Directive:
Look through the lines of the material and count those containing "JSON". Give that count alone.

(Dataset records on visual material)

--- start ---

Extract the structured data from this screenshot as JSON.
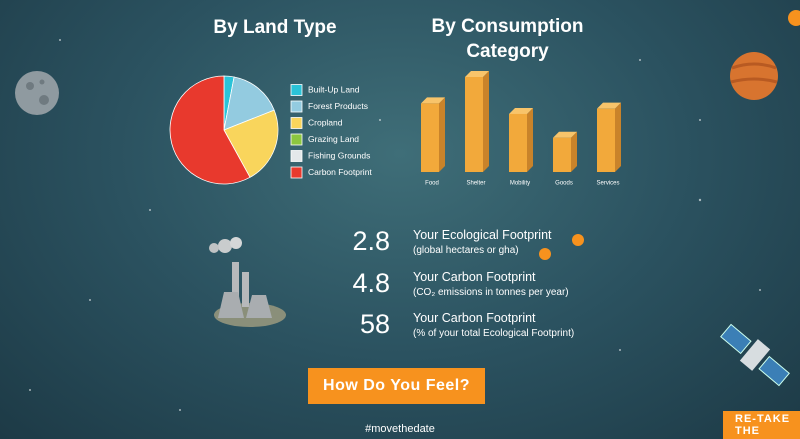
{
  "chart_data": [
    {
      "type": "pie",
      "title": "By Land Type",
      "categories": [
        "Built-Up Land",
        "Forest Products",
        "Cropland",
        "Grazing Land",
        "Fishing Grounds",
        "Carbon Footprint"
      ],
      "values": [
        3,
        16,
        23,
        0,
        0,
        58
      ],
      "colors": [
        "#2ac3d8",
        "#93cbe0",
        "#f9d55c",
        "#8cc63f",
        "#e4e8ea",
        "#e8392d"
      ]
    },
    {
      "type": "bar",
      "title": "By Consumption Category",
      "categories": [
        "Food",
        "Shelter",
        "Mobility",
        "Goods",
        "Services"
      ],
      "values": [
        26,
        36,
        22,
        13,
        24
      ],
      "color": "#f2a93b"
    }
  ],
  "stats": [
    {
      "value": 2.8,
      "label": "Your Ecological Footprint",
      "note": "(global hectares or gha)"
    },
    {
      "value": 4.8,
      "label": "Your Carbon Footprint",
      "note": "(CO₂ emissions in tonnes per year)"
    },
    {
      "value": 58,
      "label": "Your Carbon Footprint",
      "note": "(% of your total Ecological Footprint)"
    }
  ],
  "button": "How Do You Feel?",
  "hashtag": "#movethedate",
  "retake": "RE-TAKE THE"
}
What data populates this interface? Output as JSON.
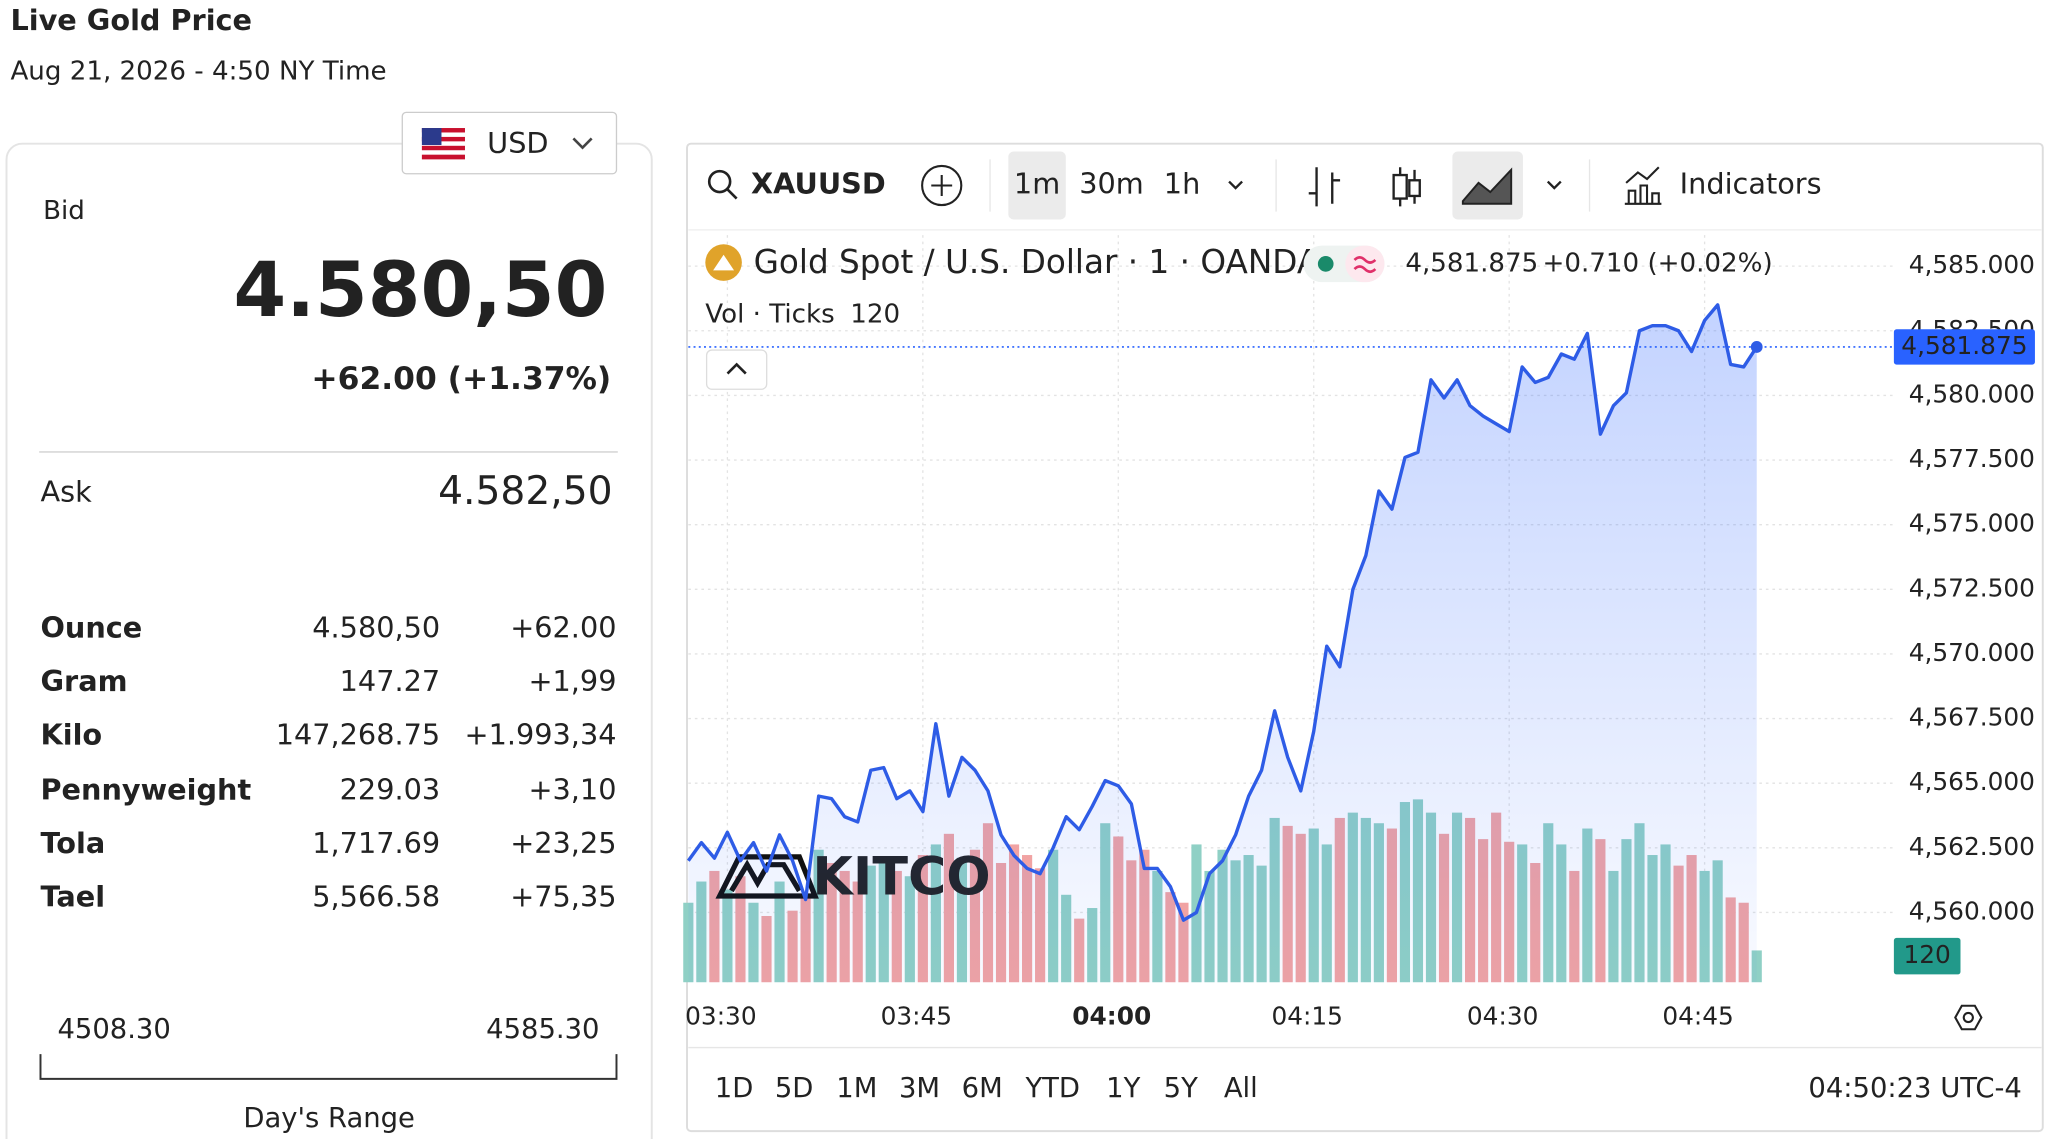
{
  "header": {
    "title": "Live Gold Price",
    "subtitle": "Aug 21, 2026 - 4:50 NY Time"
  },
  "price_panel": {
    "currency": "USD",
    "bid_label": "Bid",
    "bid": "4.580,50",
    "change": "+62.00 (+1.37%)",
    "ask_label": "Ask",
    "ask": "4.582,50",
    "rows": [
      [
        "Ounce",
        "4.580,50",
        "+62.00"
      ],
      [
        "Gram",
        "147.27",
        "+1,99"
      ],
      [
        "Kilo",
        "147,268.75",
        "+1.993,34"
      ],
      [
        "Pennyweight",
        "229.03",
        "+3,10"
      ],
      [
        "Tola",
        "1,717.69",
        "+23,25"
      ],
      [
        "Tael",
        "5,566.58",
        "+75,35"
      ]
    ],
    "range": {
      "low": "4508.30",
      "high": "4585.30",
      "label": "Day's Range"
    }
  },
  "toolbar": {
    "symbol": "XAUUSD",
    "intervals": [
      "1m",
      "30m",
      "1h"
    ],
    "indicators": "Indicators"
  },
  "chart_data": {
    "type": "line",
    "title": "Gold Spot / U.S. Dollar · 1 · OANDA",
    "last_price_label": "4,581.875",
    "last_change": "+0.710 (+0.02%)",
    "watermark": "KITCO",
    "categories": [
      null,
      null,
      null,
      "03:30",
      null,
      null,
      null,
      null,
      null,
      null,
      null,
      null,
      null,
      null,
      null,
      null,
      null,
      null,
      "03:45",
      null,
      null,
      null,
      null,
      null,
      null,
      null,
      null,
      null,
      null,
      null,
      null,
      null,
      null,
      "04:00",
      null,
      null,
      null,
      null,
      null,
      null,
      null,
      null,
      null,
      null,
      null,
      null,
      null,
      null,
      "04:15",
      null,
      null,
      null,
      null,
      null,
      null,
      null,
      null,
      null,
      null,
      null,
      null,
      null,
      null,
      "04:30",
      null,
      null,
      null,
      null,
      null,
      null,
      null,
      null,
      null,
      null,
      null,
      null,
      null,
      null,
      "04:45",
      null,
      null,
      null,
      null
    ],
    "values": [
      4562.0,
      4562.7,
      4562.1,
      4563.1,
      4562.0,
      4562.7,
      4561.6,
      4563.0,
      4562.0,
      4560.5,
      4564.5,
      4564.4,
      4563.7,
      4563.5,
      4565.5,
      4565.6,
      4564.4,
      4564.7,
      4563.9,
      4567.3,
      4564.5,
      4566.0,
      4565.5,
      4564.7,
      4563.0,
      4562.2,
      4561.7,
      4561.5,
      4562.5,
      4563.7,
      4563.2,
      4564.1,
      4565.1,
      4564.9,
      4564.2,
      4561.7,
      4561.7,
      4561.0,
      4559.7,
      4560.0,
      4561.5,
      4562.0,
      4563.0,
      4564.5,
      4565.5,
      4567.8,
      4566.0,
      4564.7,
      4567.0,
      4570.3,
      4569.5,
      4572.5,
      4573.8,
      4576.3,
      4575.6,
      4577.6,
      4577.8,
      4580.6,
      4579.9,
      4580.6,
      4579.6,
      4579.2,
      4578.9,
      4578.6,
      4581.1,
      4580.5,
      4580.7,
      4581.6,
      4581.4,
      4582.4,
      4578.5,
      4579.6,
      4580.1,
      4582.5,
      4582.7,
      4582.7,
      4582.5,
      4581.7,
      4582.9,
      4583.5,
      4581.2,
      4581.1,
      4581.875
    ],
    "color": "#2e5ce6",
    "volume": {
      "label": "Vol · Ticks",
      "up_color": "#8fd0c5",
      "down_color": "#f1a3a3",
      "badge_color": "#22998a",
      "values": [
        300,
        380,
        420,
        350,
        400,
        300,
        250,
        380,
        270,
        330,
        500,
        450,
        420,
        380,
        440,
        470,
        420,
        400,
        480,
        520,
        560,
        470,
        500,
        600,
        450,
        520,
        480,
        430,
        500,
        330,
        240,
        280,
        600,
        550,
        460,
        500,
        420,
        340,
        300,
        520,
        420,
        500,
        460,
        480,
        440,
        620,
        590,
        560,
        580,
        520,
        620,
        640,
        620,
        600,
        580,
        680,
        690,
        640,
        560,
        640,
        620,
        540,
        640,
        530,
        520,
        450,
        600,
        520,
        420,
        580,
        540,
        420,
        540,
        600,
        480,
        520,
        440,
        480,
        420,
        460,
        320,
        300,
        120
      ]
    },
    "ylim": [
      4557.3,
      4586.2
    ],
    "yticks": [
      {
        "value": 4560,
        "label": "4,560.000"
      },
      {
        "value": 4562.5,
        "label": "4,562.500"
      },
      {
        "value": 4565,
        "label": "4,565.000"
      },
      {
        "value": 4567.5,
        "label": "4,567.500"
      },
      {
        "value": 4570,
        "label": "4,570.000"
      },
      {
        "value": 4572.5,
        "label": "4,572.500"
      },
      {
        "value": 4575,
        "label": "4,575.000"
      },
      {
        "value": 4577.5,
        "label": "4,577.500"
      },
      {
        "value": 4580,
        "label": "4,580.000"
      },
      {
        "value": 4582.5,
        "label": "4,582.500"
      },
      {
        "value": 4585,
        "label": "4,585.000"
      }
    ],
    "grid": true,
    "periods": [
      "1D",
      "5D",
      "1M",
      "3M",
      "6M",
      "YTD",
      "1Y",
      "5Y",
      "All"
    ],
    "clock": "04:50:23 UTC-4"
  }
}
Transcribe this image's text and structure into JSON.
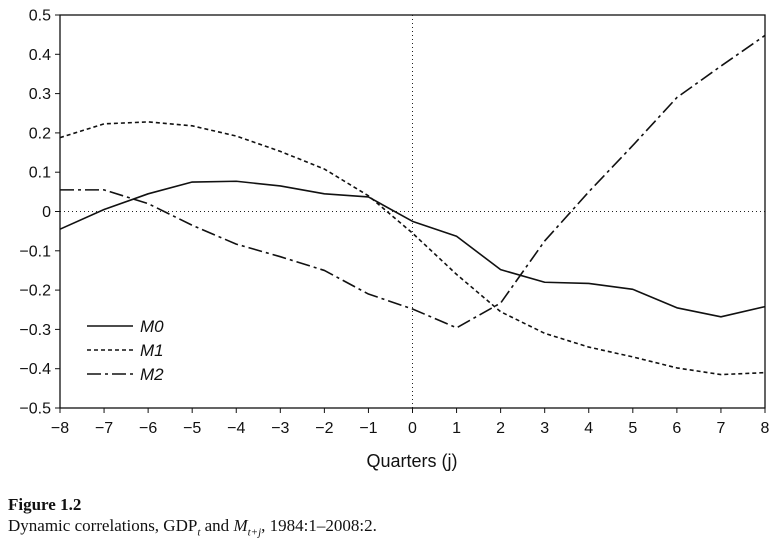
{
  "chart_data": {
    "type": "line",
    "xlabel": "Quarters (j)",
    "ylabel": "",
    "xlim": [
      -8,
      8
    ],
    "ylim": [
      -0.5,
      0.5
    ],
    "x": [
      -8,
      -7,
      -6,
      -5,
      -4,
      -3,
      -2,
      -1,
      0,
      1,
      2,
      3,
      4,
      5,
      6,
      7,
      8
    ],
    "x_tick_labels": [
      "−8",
      "−7",
      "−6",
      "−5",
      "−4",
      "−3",
      "−2",
      "−1",
      "0",
      "1",
      "2",
      "3",
      "4",
      "5",
      "6",
      "7",
      "8"
    ],
    "y_ticks": [
      -0.5,
      -0.4,
      -0.3,
      -0.2,
      -0.1,
      0,
      0.1,
      0.2,
      0.3,
      0.4,
      0.5
    ],
    "y_tick_labels": [
      "−0.5",
      "−0.4",
      "−0.3",
      "−0.2",
      "−0.1",
      "0",
      "0.1",
      "0.2",
      "0.3",
      "0.4",
      "0.5"
    ],
    "reference_lines": {
      "x": 0,
      "y": 0,
      "style": "dotted"
    },
    "legend_position": "lower-left",
    "series": [
      {
        "name": "M0",
        "style": "solid",
        "values": [
          -0.045,
          0.005,
          0.045,
          0.075,
          0.077,
          0.065,
          0.045,
          0.037,
          -0.025,
          -0.063,
          -0.148,
          -0.18,
          -0.183,
          -0.198,
          -0.245,
          -0.268,
          -0.242
        ]
      },
      {
        "name": "M1",
        "style": "dashed",
        "values": [
          0.188,
          0.223,
          0.228,
          0.218,
          0.192,
          0.153,
          0.108,
          0.04,
          -0.055,
          -0.16,
          -0.255,
          -0.31,
          -0.345,
          -0.37,
          -0.398,
          -0.415,
          -0.41
        ]
      },
      {
        "name": "M2",
        "style": "dash-dot",
        "values": [
          0.055,
          0.055,
          0.02,
          -0.035,
          -0.083,
          -0.115,
          -0.15,
          -0.21,
          -0.248,
          -0.296,
          -0.233,
          -0.075,
          0.05,
          0.168,
          0.29,
          0.37,
          0.448
        ]
      }
    ]
  },
  "caption": {
    "figure_label": "Figure 1.2",
    "text_before": "Dynamic correlations, GDP",
    "gdp_sub": "t",
    "and_text": " and ",
    "m_letter": "M",
    "m_sub": "t+j",
    "text_after": ", 1984:1–2008:2."
  }
}
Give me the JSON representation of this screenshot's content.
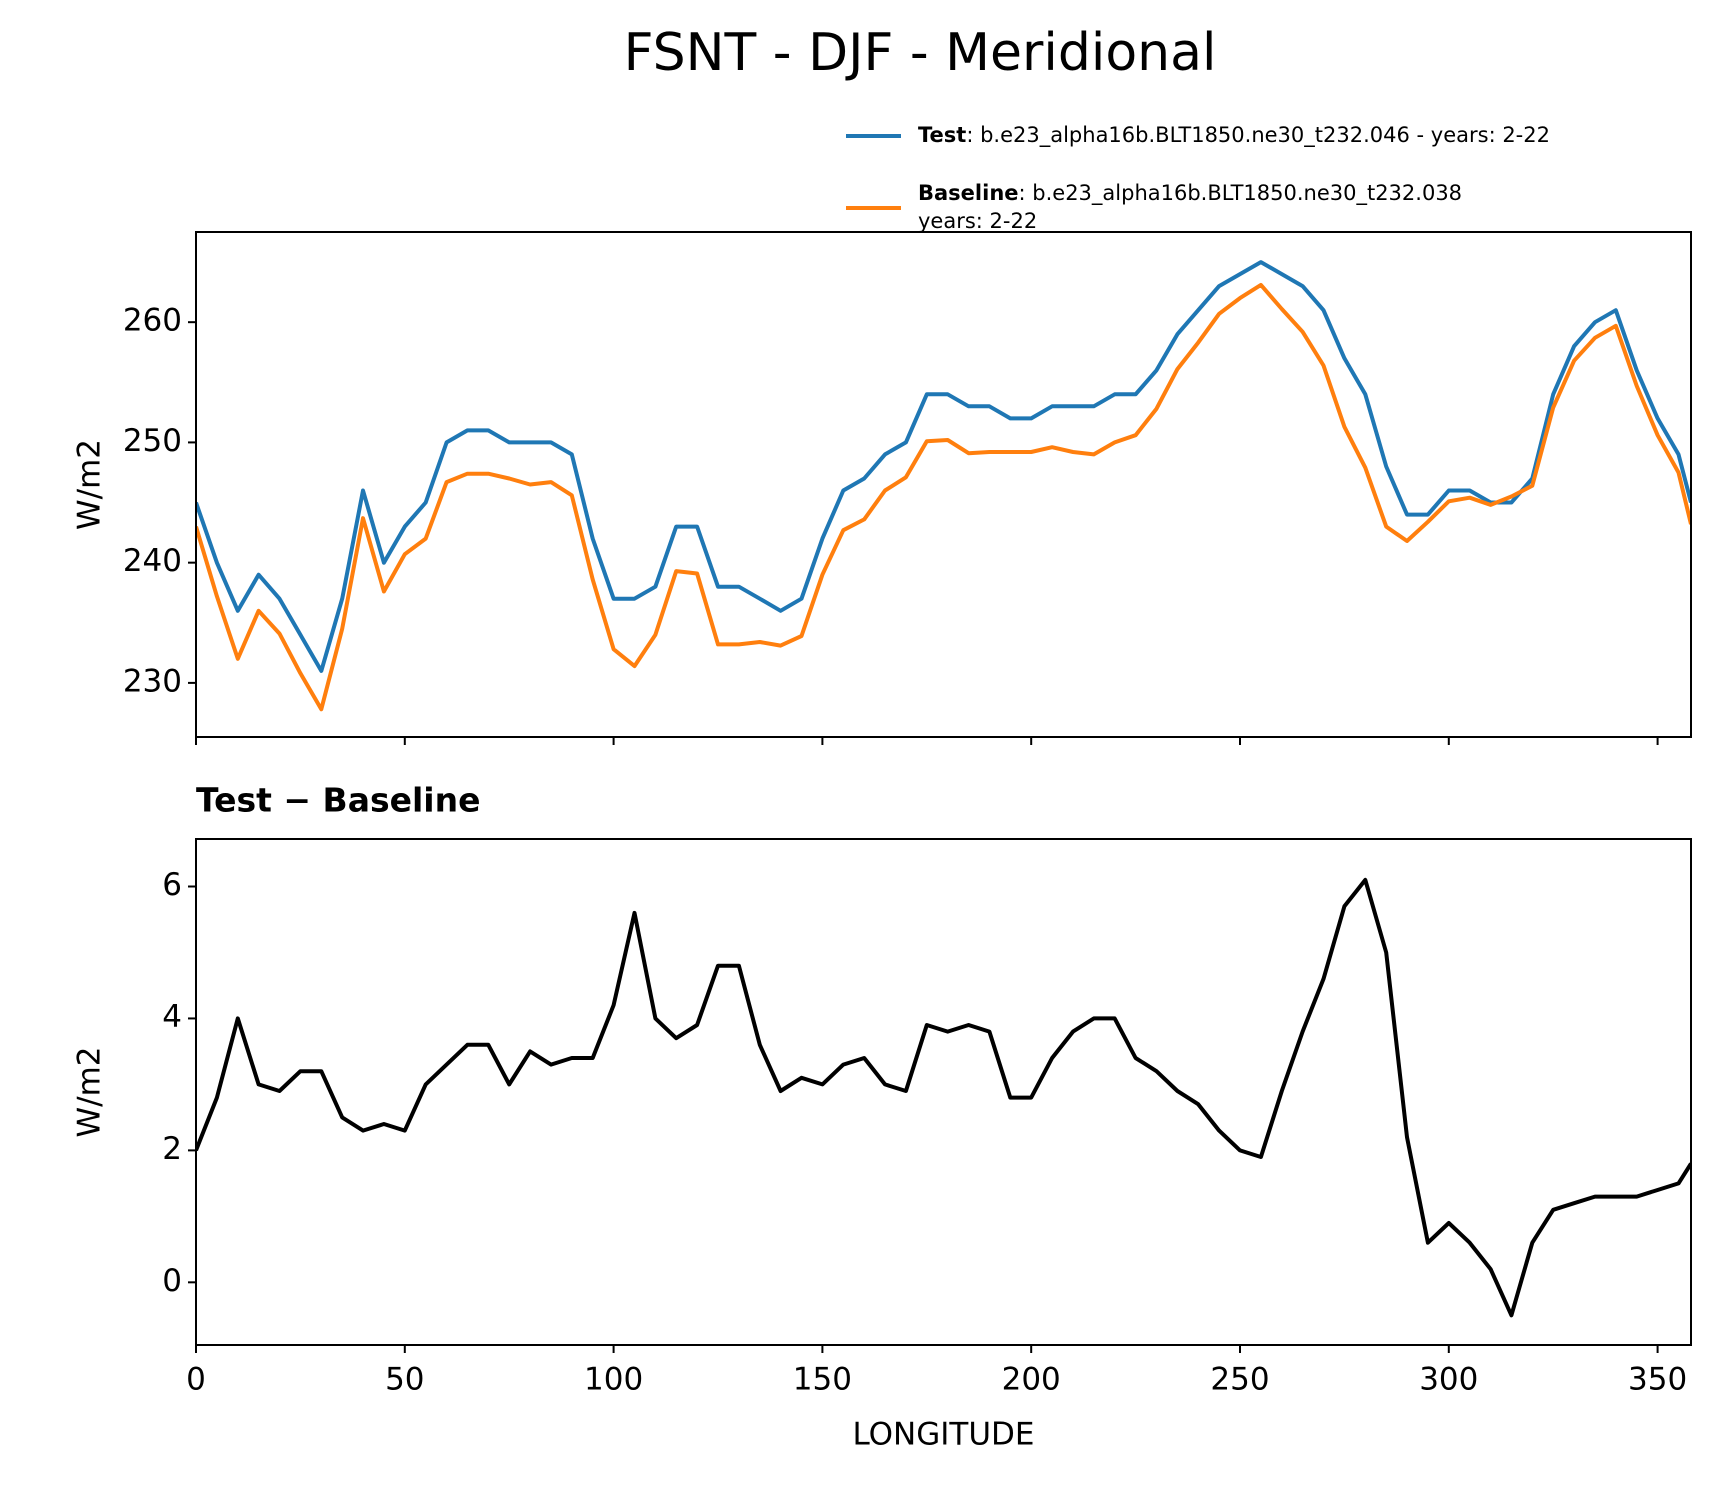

--- end ---

Task answer:
4